* begin Exercise input *

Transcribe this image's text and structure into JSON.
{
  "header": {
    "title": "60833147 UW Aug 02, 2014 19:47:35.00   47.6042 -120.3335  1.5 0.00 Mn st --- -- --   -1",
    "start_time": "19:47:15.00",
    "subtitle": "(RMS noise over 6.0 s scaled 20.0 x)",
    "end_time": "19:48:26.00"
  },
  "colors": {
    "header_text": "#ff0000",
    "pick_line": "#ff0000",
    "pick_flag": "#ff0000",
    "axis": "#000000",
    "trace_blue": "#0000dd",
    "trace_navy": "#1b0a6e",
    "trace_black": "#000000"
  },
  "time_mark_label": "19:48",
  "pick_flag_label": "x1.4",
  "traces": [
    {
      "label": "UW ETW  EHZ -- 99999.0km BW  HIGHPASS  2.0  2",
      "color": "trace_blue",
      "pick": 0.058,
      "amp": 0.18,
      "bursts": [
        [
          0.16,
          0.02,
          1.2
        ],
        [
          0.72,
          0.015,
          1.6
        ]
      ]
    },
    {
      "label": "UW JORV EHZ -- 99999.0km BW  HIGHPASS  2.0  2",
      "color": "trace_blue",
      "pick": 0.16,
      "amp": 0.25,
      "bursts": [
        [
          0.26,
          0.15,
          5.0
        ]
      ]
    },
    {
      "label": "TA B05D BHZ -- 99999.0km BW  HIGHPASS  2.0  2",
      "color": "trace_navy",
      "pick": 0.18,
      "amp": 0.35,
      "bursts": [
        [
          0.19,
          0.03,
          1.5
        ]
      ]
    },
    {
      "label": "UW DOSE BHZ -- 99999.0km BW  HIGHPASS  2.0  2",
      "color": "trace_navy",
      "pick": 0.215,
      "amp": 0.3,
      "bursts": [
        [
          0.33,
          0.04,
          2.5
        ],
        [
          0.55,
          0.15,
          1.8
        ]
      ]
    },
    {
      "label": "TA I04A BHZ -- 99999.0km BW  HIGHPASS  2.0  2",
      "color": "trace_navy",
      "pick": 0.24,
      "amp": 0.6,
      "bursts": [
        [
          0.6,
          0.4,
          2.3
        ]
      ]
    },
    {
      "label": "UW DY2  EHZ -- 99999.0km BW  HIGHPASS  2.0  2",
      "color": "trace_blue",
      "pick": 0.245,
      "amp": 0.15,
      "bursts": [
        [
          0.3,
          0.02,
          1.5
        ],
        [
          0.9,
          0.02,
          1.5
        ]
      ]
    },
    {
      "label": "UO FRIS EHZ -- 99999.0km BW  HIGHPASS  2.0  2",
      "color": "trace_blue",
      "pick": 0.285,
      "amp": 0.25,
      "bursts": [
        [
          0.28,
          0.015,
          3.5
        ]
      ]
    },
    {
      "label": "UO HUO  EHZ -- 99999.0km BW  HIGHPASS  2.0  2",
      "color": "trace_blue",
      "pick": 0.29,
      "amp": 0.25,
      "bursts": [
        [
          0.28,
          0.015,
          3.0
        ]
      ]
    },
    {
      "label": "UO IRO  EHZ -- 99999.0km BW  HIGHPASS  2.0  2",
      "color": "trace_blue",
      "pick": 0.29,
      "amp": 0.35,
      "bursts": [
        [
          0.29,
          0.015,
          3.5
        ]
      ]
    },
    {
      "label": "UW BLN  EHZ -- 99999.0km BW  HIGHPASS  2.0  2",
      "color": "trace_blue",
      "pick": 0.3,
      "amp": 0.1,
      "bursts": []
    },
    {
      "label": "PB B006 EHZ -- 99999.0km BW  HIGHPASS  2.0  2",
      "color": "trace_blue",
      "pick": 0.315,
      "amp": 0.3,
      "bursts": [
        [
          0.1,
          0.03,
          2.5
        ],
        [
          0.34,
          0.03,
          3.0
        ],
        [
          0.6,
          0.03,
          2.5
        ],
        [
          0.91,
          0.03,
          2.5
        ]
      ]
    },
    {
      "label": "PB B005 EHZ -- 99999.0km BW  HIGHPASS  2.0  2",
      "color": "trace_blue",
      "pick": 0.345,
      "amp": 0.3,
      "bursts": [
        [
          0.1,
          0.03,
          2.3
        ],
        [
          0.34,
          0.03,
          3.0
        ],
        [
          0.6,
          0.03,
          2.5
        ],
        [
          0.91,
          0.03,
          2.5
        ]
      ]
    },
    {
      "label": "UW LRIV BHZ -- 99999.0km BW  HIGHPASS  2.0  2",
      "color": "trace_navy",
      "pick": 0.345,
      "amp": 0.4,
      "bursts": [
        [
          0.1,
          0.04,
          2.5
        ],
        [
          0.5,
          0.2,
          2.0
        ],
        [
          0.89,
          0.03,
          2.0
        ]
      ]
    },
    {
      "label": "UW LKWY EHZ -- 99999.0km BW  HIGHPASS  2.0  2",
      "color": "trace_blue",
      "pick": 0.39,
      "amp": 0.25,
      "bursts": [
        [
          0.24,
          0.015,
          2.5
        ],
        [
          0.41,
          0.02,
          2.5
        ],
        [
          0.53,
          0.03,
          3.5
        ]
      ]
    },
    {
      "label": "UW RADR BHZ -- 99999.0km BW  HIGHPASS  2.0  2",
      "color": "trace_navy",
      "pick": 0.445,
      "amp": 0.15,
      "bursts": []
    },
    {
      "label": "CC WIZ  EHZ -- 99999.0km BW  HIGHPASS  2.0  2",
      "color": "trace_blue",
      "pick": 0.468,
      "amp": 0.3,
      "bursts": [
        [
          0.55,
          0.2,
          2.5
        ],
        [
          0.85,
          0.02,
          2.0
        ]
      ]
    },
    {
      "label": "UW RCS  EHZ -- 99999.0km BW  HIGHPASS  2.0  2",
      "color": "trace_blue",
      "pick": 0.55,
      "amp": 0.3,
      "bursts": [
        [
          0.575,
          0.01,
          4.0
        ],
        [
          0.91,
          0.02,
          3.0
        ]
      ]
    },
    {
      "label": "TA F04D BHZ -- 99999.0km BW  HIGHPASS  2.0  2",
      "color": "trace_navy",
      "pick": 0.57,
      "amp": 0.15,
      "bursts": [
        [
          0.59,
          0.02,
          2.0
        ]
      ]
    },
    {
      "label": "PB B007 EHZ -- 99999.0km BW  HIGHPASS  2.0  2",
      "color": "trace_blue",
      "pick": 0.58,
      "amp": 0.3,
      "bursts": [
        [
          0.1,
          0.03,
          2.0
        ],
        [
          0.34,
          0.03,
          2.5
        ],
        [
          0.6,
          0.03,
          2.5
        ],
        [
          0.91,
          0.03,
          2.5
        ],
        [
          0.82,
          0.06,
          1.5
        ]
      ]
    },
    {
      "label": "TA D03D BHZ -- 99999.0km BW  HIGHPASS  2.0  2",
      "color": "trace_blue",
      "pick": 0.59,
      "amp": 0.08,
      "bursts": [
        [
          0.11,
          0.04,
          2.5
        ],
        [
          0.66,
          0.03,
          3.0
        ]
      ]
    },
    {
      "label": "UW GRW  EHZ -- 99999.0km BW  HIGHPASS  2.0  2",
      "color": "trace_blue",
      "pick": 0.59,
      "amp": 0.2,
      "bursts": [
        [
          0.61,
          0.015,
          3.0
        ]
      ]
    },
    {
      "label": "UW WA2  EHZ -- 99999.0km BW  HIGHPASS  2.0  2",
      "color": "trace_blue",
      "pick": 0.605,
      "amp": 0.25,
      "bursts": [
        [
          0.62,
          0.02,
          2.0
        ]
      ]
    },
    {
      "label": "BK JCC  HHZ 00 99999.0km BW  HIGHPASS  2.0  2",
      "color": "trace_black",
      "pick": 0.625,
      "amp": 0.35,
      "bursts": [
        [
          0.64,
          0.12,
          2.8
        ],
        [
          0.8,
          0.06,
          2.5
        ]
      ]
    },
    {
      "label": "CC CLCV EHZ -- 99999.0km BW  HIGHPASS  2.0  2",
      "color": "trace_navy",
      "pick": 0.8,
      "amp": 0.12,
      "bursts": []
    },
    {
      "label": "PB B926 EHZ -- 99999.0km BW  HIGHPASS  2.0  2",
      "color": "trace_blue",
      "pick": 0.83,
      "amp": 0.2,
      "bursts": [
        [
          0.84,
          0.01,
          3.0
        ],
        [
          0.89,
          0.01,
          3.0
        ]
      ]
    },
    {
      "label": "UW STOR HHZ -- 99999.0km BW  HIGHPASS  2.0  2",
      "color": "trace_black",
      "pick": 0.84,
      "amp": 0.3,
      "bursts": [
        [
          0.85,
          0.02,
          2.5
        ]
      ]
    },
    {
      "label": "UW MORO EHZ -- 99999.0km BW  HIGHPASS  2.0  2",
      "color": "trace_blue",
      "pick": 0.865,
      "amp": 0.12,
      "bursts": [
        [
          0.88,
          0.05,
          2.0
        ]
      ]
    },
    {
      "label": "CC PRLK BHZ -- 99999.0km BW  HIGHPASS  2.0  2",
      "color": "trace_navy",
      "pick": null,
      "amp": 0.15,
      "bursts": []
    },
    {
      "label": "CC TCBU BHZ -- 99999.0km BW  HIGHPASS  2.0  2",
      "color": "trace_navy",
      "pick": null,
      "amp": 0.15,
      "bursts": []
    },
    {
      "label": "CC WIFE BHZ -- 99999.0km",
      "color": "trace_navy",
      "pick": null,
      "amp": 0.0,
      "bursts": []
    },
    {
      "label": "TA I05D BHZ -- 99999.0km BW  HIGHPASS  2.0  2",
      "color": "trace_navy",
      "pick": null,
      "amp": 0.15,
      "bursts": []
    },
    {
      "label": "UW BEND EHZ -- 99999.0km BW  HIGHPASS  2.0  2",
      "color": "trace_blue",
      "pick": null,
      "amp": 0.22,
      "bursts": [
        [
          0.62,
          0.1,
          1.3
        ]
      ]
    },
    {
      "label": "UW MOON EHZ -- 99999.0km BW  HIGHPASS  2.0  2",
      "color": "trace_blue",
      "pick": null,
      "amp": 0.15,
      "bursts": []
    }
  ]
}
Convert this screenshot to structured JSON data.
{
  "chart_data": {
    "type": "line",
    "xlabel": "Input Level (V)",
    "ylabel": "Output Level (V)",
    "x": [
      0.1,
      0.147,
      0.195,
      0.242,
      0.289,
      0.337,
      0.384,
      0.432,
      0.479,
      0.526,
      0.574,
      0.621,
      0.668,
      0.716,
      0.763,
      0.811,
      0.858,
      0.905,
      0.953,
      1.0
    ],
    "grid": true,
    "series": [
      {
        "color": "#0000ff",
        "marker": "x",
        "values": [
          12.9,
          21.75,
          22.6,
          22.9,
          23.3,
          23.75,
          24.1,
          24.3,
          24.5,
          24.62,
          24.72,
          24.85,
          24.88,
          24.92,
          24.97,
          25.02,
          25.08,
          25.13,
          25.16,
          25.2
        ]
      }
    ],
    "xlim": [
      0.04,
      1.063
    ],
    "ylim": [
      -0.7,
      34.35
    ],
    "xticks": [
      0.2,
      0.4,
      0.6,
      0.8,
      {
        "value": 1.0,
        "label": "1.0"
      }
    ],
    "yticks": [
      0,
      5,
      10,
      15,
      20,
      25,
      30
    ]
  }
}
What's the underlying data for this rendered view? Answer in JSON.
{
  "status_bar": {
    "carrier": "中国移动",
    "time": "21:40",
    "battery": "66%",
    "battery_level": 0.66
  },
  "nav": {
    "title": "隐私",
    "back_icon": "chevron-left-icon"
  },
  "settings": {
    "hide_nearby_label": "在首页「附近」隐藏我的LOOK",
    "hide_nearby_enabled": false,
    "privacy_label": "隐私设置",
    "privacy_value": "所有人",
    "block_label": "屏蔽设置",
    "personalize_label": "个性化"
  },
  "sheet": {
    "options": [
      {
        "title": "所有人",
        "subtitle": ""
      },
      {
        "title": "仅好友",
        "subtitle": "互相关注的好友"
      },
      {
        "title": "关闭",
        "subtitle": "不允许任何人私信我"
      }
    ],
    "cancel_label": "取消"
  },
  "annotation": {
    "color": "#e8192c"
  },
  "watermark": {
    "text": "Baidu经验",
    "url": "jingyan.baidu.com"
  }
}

* end Exercise input *

**Exercise:** Show the lines of the material that contain the word "JSON".

**Answer for the task:**
Transcribe this image's text and structure into JSON.
Convert this screenshot to structured JSON data.
What's the underlying data for this rendered view? Answer in JSON.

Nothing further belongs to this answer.